[Entries from a dataset]
========

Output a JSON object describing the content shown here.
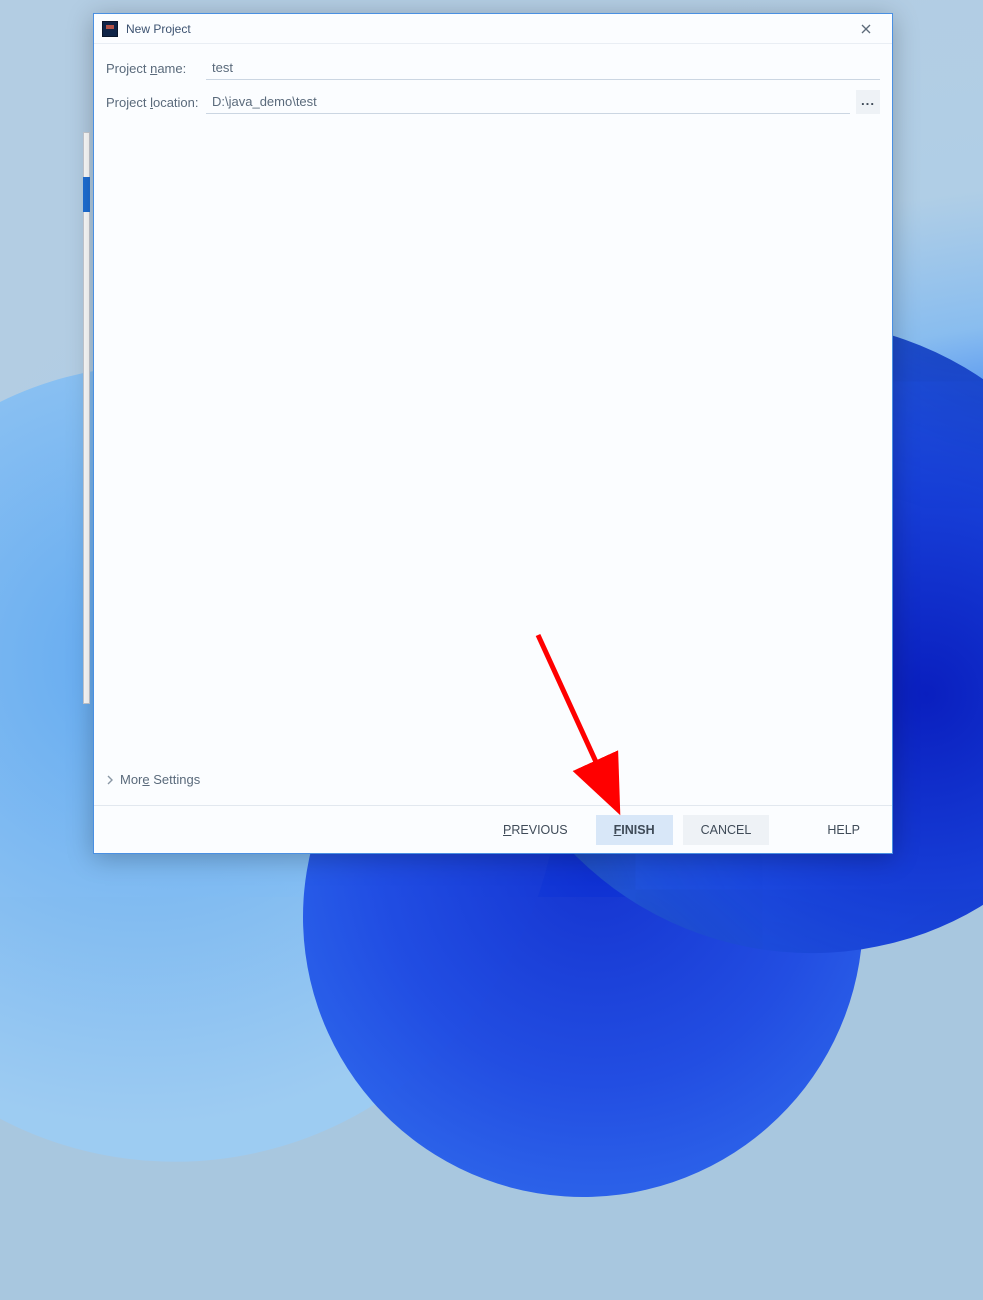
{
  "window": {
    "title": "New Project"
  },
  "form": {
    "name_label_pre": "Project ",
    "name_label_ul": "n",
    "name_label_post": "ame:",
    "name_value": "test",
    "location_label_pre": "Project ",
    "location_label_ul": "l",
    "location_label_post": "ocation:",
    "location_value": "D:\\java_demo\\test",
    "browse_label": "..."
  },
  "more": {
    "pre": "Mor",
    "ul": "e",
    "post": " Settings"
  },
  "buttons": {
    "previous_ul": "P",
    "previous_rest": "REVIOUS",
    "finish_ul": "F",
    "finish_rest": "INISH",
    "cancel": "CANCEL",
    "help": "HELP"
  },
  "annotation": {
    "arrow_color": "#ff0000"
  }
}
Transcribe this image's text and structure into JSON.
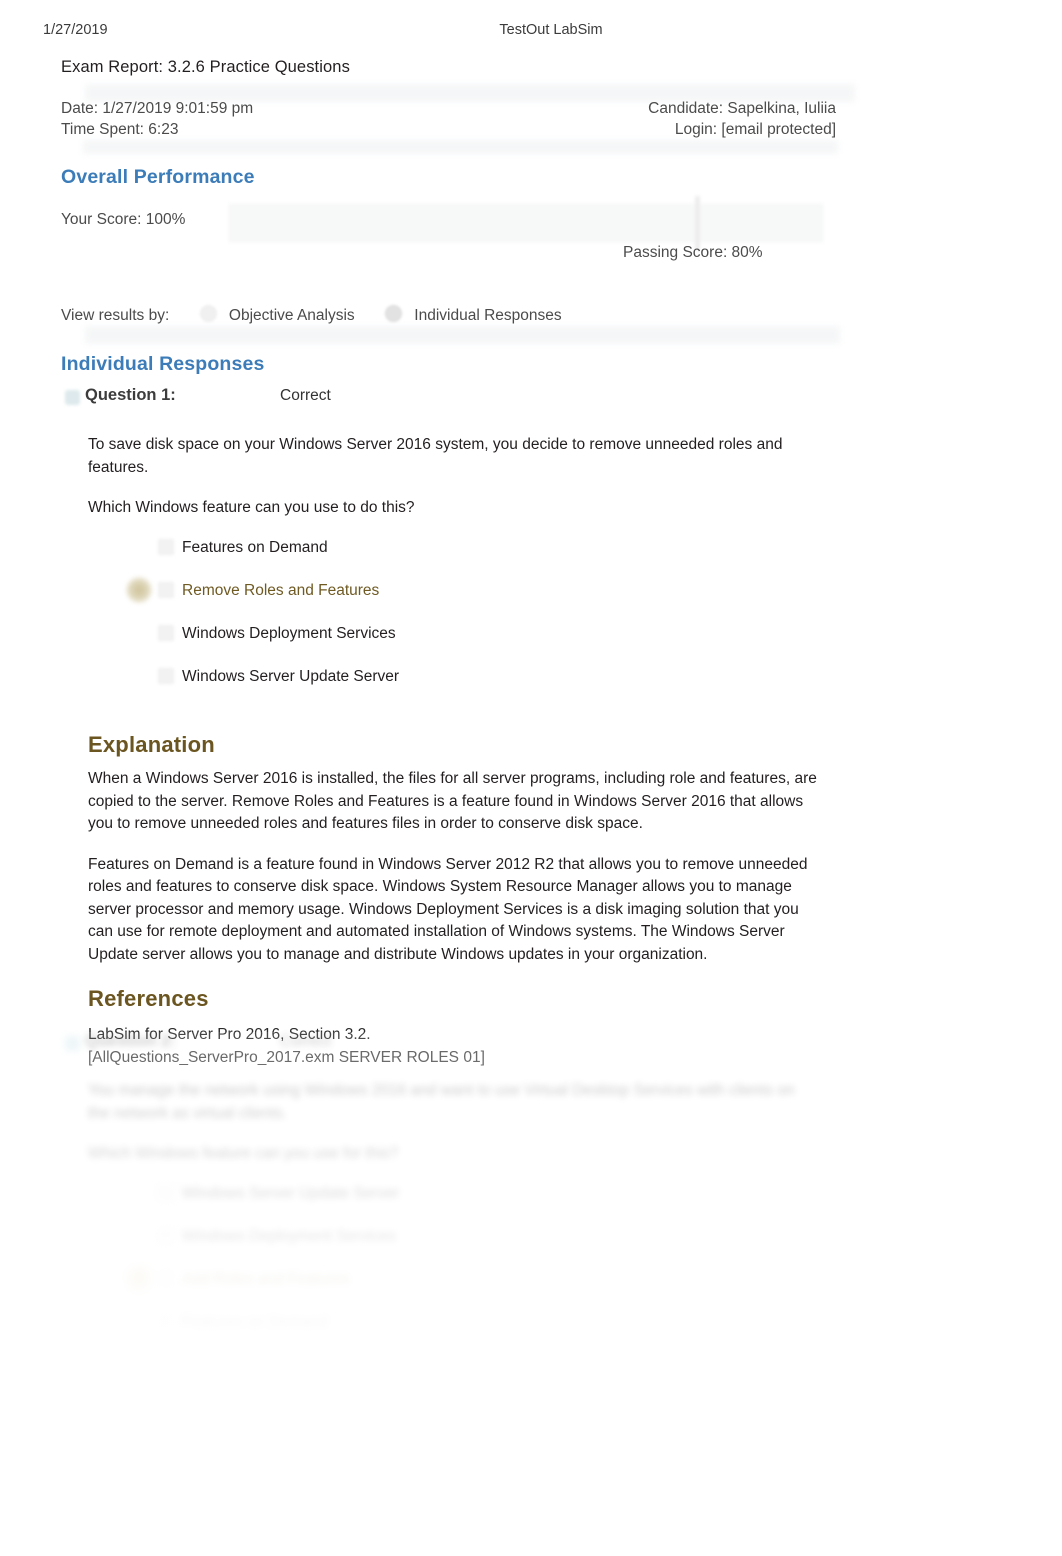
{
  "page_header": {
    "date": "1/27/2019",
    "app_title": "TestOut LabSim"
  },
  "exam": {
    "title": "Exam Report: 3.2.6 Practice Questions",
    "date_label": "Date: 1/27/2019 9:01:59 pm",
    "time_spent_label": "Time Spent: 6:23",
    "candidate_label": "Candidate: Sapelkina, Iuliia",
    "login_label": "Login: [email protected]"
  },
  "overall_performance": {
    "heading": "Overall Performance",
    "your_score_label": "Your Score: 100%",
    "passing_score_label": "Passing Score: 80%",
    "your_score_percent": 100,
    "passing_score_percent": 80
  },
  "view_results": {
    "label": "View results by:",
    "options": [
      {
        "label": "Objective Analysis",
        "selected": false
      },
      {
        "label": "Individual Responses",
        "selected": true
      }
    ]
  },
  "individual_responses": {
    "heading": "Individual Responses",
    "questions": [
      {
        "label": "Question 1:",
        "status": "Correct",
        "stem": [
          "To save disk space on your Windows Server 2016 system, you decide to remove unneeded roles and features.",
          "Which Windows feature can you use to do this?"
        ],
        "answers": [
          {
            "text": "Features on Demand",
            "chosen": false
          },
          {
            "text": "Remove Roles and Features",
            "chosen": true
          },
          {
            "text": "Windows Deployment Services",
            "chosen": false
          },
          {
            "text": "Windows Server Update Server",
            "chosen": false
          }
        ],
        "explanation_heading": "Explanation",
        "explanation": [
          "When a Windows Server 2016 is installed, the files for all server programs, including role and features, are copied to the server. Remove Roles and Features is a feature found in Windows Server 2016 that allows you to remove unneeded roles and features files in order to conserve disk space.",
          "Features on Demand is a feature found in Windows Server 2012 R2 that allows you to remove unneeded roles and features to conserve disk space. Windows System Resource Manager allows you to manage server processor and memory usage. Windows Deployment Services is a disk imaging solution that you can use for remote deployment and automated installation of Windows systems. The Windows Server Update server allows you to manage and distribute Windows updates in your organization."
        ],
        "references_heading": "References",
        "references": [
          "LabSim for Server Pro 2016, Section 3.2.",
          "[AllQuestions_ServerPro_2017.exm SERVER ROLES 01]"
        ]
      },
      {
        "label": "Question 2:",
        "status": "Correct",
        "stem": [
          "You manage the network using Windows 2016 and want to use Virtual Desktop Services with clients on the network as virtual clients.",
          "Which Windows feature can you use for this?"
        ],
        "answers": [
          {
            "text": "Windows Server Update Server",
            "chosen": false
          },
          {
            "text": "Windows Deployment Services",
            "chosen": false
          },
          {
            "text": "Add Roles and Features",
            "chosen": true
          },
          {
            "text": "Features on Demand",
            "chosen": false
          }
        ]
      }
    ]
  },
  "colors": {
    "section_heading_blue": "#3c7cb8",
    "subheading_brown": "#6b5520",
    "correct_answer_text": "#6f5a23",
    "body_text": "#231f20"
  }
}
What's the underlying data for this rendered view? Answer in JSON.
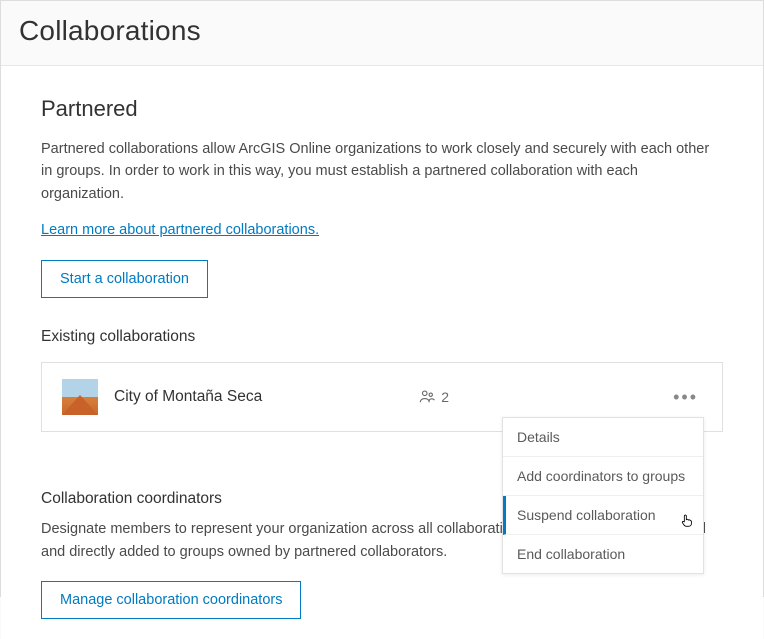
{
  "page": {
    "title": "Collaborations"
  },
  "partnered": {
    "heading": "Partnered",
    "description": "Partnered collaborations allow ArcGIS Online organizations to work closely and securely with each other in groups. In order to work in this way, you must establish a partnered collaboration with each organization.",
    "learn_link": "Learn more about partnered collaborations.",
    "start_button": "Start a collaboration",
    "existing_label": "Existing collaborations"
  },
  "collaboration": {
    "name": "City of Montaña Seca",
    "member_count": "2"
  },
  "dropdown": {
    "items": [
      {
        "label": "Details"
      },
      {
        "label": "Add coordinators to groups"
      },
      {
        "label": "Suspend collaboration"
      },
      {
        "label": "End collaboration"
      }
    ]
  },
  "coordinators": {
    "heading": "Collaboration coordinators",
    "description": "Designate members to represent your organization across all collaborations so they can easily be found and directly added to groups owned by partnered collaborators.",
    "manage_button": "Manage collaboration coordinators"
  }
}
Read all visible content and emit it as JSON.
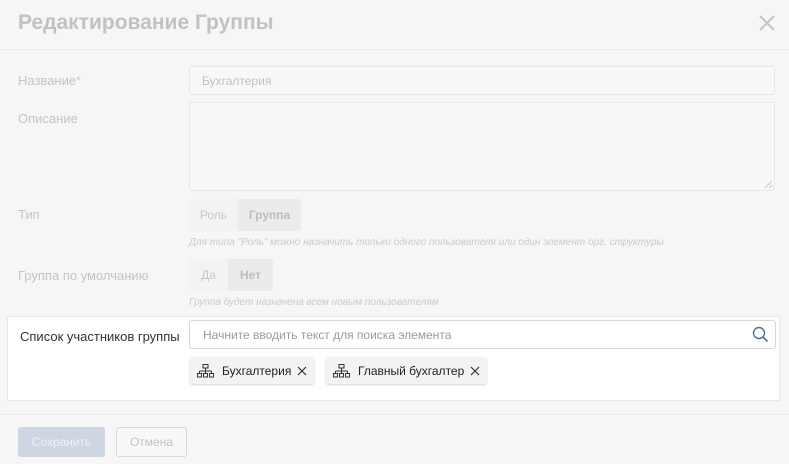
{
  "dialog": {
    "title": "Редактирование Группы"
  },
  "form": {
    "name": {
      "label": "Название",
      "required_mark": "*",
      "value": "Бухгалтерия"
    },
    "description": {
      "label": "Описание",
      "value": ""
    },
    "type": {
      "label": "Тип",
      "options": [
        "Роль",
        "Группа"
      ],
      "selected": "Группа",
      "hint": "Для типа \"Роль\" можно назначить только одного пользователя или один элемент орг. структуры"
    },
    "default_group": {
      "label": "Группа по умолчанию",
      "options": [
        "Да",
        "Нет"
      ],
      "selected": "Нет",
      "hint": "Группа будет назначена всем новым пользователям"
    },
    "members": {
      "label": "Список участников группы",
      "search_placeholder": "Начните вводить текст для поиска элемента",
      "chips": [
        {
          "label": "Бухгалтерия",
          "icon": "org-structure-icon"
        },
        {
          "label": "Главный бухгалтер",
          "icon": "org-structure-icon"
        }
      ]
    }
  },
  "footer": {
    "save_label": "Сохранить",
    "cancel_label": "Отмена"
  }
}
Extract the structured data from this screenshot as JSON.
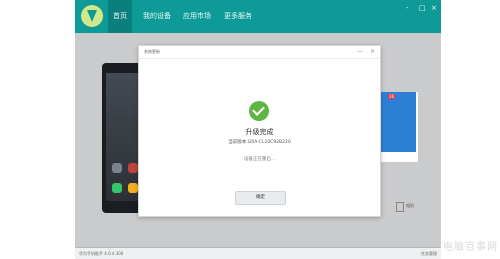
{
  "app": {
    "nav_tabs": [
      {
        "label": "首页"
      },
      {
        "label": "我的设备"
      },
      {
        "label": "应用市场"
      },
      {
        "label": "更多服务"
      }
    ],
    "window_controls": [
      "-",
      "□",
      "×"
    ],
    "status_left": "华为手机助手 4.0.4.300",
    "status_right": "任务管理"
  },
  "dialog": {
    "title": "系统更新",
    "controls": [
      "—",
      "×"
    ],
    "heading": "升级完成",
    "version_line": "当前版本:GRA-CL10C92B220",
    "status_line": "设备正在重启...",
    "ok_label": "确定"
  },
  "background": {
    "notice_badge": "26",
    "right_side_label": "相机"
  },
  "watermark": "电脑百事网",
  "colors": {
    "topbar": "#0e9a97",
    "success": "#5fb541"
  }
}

========

### Short problem
Check each line of the records above for "content", and copy those that have it.

### Right answer
Output a JSON object describing the content shown here.
Read all visible content and emit it as JSON.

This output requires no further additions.